[Entries taken from a collection]
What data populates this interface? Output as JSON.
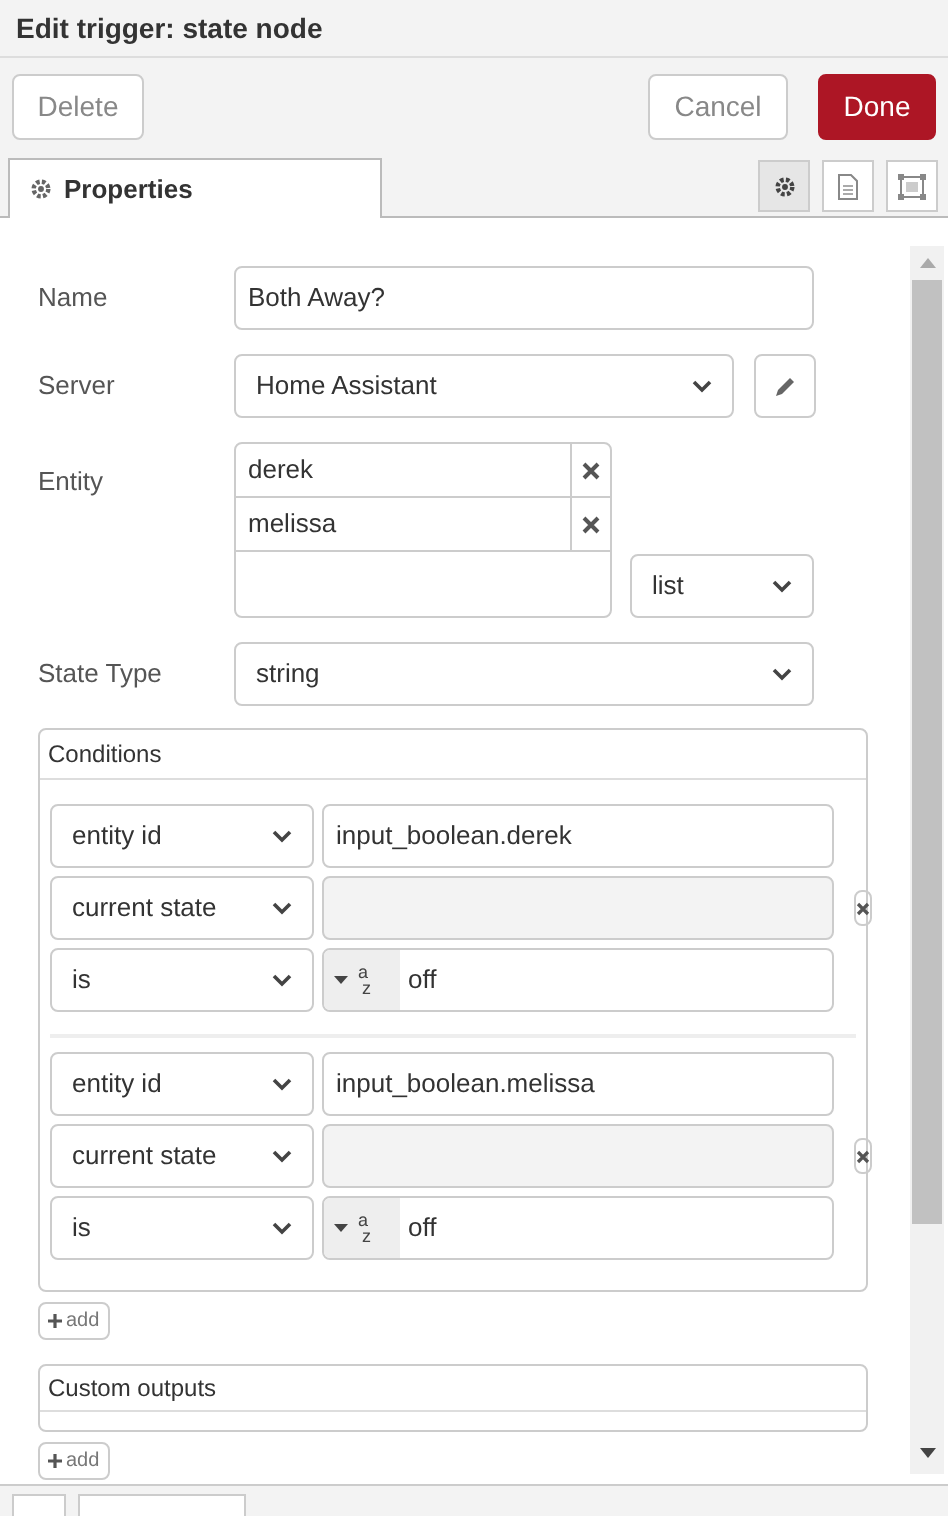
{
  "window": {
    "title": "Edit trigger: state node"
  },
  "buttons": [
    {
      "label": "Delete",
      "kind": "plain"
    },
    {
      "label": "Cancel",
      "kind": "plain"
    },
    {
      "label": "Done",
      "kind": "primary"
    }
  ],
  "tabs": [
    {
      "label": "Properties",
      "selected": true
    }
  ],
  "form": {
    "name": {
      "label": "Name",
      "value": "Both Away?"
    },
    "server": {
      "label": "Server",
      "value": "Home Assistant"
    },
    "entity": {
      "label": "Entity",
      "items": [
        "derek",
        "melissa"
      ],
      "mode": "list"
    },
    "state_type": {
      "label": "State Type",
      "value": "string"
    }
  },
  "conditions": {
    "title": "Conditions",
    "groups": [
      {
        "rows": [
          {
            "kind": "input",
            "select": "entity id",
            "value": "input_boolean.derek"
          },
          {
            "kind": "disabled",
            "select": "current state"
          },
          {
            "kind": "typed",
            "select": "is",
            "type_top": "a",
            "type_bottom": "z",
            "value": "off"
          }
        ]
      },
      {
        "rows": [
          {
            "kind": "input",
            "select": "entity id",
            "value": "input_boolean.melissa"
          },
          {
            "kind": "disabled",
            "select": "current state"
          },
          {
            "kind": "typed",
            "select": "is",
            "type_top": "a",
            "type_bottom": "z",
            "value": "off"
          }
        ]
      }
    ],
    "add_label": "add"
  },
  "custom_outputs": {
    "title": "Custom outputs",
    "add_label": "add"
  }
}
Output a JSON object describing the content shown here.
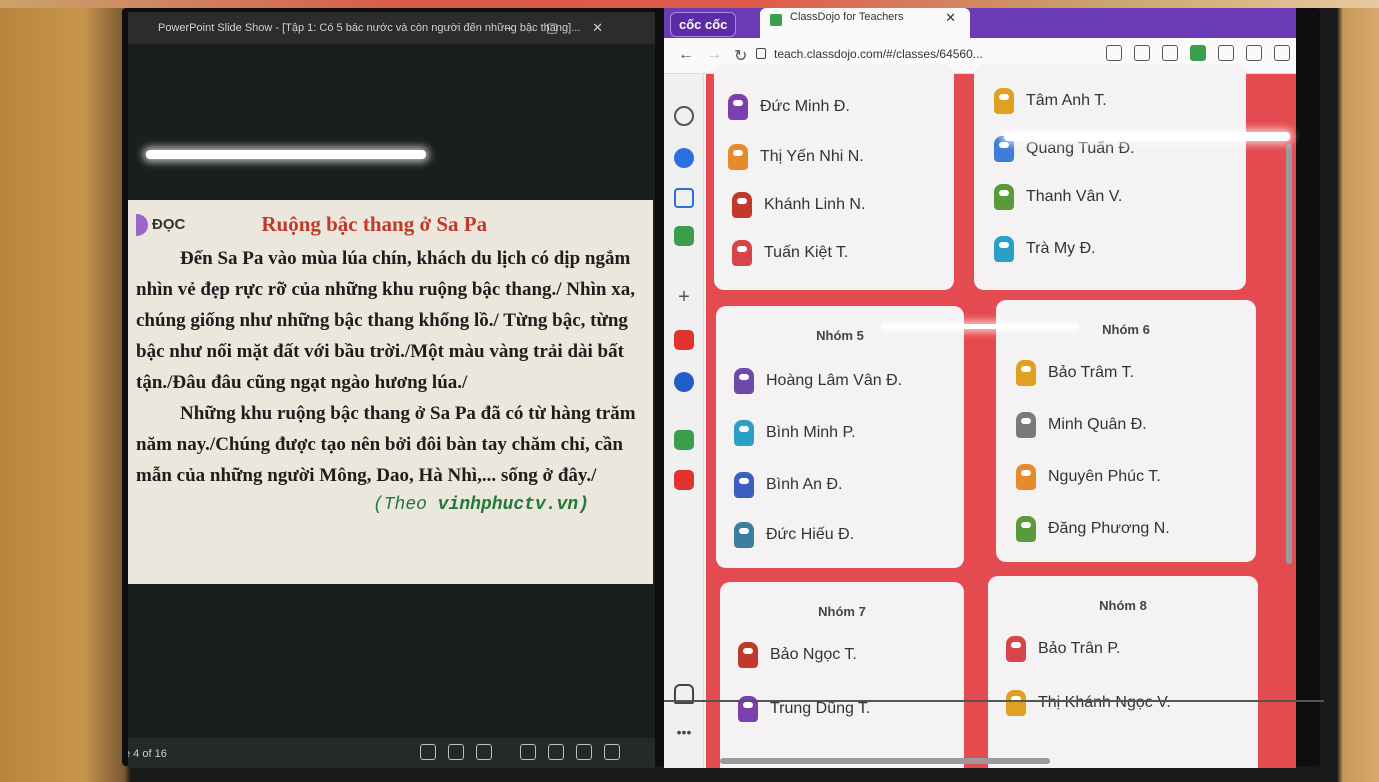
{
  "slideshow": {
    "titlebar": "PowerPoint Slide Show - [Tập 1: Có 5 bác nước và còn người đến những bậc thang]...",
    "doc_tag": "ĐỌC",
    "title": "Ruộng bậc thang ở Sa Pa",
    "paragraph_1": "Đến Sa Pa vào mùa lúa chín, khách du lịch có dịp ngắm nhìn vẻ đẹp rực rỡ của những khu ruộng bậc thang./ Nhìn xa, chúng giống như những bậc thang khổng lồ./ Từng bậc, từng bậc như nối mặt đất với bầu trời./Một màu vàng trải dài bất tận./Đâu đâu cũng ngạt ngào hương lúa./",
    "paragraph_2": "Những khu ruộng bậc thang ở Sa Pa đã có từ hàng trăm năm nay./Chúng được tạo nên bởi đôi bàn tay chăm chỉ, cần mẫn của những người Mông, Dao, Hà Nhì,... sống ở đây./",
    "source_prefix": "(Theo",
    "source_site": "vinhphuctv.vn)",
    "slide_counter": "e 4 of 16"
  },
  "browser": {
    "brand_tab": "cốc cốc",
    "active_tab": "ClassDojo for Teachers",
    "url": "teach.classdojo.com/#/classes/64560...",
    "groups": [
      {
        "name": "",
        "students": [
          "Đức Minh Đ.",
          "Thị Yến Nhi N.",
          "Khánh Linh N.",
          "Tuấn Kiệt T."
        ]
      },
      {
        "name": "",
        "students": [
          "Tâm Anh T.",
          "Quang Tuấn Đ.",
          "Thanh Vân V.",
          "Trà My Đ."
        ]
      },
      {
        "name": "Nhóm 5",
        "students": [
          "Hoàng Lâm Vân Đ.",
          "Bình Minh P.",
          "Bình An Đ.",
          "Đức Hiếu Đ."
        ]
      },
      {
        "name": "Nhóm 6",
        "students": [
          "Bảo Trâm T.",
          "Minh Quân Đ.",
          "Nguyên Phúc T.",
          "Đăng Phương N."
        ]
      },
      {
        "name": "Nhóm 7",
        "students": [
          "Bảo Ngọc T.",
          "Trung Dũng T."
        ]
      },
      {
        "name": "Nhóm 8",
        "students": [
          "Bảo Trân P.",
          "Thị Khánh Ngọc V."
        ]
      }
    ],
    "avatar_colors": [
      "#7b3fb0",
      "#e8892b",
      "#c0392b",
      "#d6454a",
      "#3b7dd8",
      "#2aa0c9",
      "#e0a020",
      "#5a9a3a",
      "#6d4aa8"
    ]
  }
}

» Aim of the exercise
Find every line that holds "melissa" and copy it.

» Answer
        "melissa"
            "value": "input_boolean.melissa"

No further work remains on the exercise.